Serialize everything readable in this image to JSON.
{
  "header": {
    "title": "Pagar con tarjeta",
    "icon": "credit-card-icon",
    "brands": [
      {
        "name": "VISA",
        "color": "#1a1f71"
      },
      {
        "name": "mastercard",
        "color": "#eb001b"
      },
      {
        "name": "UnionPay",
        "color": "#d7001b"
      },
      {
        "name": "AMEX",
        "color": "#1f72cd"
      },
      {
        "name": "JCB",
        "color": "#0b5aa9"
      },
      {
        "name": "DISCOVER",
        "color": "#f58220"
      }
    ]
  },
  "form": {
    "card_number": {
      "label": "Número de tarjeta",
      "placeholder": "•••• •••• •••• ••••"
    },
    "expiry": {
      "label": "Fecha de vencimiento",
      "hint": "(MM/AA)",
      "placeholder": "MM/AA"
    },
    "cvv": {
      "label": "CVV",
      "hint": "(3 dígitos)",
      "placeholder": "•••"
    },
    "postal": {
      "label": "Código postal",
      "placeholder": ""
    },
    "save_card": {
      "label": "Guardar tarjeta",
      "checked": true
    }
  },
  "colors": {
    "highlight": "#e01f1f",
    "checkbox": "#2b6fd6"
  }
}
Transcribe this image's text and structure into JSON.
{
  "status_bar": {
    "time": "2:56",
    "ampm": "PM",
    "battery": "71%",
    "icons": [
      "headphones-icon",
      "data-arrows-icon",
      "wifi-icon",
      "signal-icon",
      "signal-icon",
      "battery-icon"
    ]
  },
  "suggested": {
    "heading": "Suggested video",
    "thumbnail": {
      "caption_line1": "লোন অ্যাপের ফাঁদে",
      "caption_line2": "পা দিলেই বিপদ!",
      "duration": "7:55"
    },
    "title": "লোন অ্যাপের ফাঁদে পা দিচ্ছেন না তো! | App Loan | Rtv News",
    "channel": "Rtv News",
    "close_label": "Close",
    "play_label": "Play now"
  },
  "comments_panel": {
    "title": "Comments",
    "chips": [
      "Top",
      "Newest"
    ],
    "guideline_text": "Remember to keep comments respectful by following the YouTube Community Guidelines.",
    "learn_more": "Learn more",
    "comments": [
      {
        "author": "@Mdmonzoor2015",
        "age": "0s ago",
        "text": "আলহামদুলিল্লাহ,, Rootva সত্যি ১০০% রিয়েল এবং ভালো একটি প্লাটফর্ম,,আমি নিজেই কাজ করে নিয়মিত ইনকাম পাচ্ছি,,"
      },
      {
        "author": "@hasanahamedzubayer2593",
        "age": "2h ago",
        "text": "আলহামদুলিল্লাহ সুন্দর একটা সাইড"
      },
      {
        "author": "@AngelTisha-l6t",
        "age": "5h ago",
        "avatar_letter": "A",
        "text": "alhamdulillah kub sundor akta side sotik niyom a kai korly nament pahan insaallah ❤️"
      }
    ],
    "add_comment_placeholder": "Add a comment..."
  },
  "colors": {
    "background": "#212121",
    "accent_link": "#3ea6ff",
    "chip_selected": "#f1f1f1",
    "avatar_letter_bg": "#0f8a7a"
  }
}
────────
DIRECTION => Return each line of the listing that holds the string "author".

FULL OUTPUT =>
        "author": "@Mdmonzoor2015",
        "author": "@hasanahamedzubayer2593",
        "author": "@AngelTisha-l6t",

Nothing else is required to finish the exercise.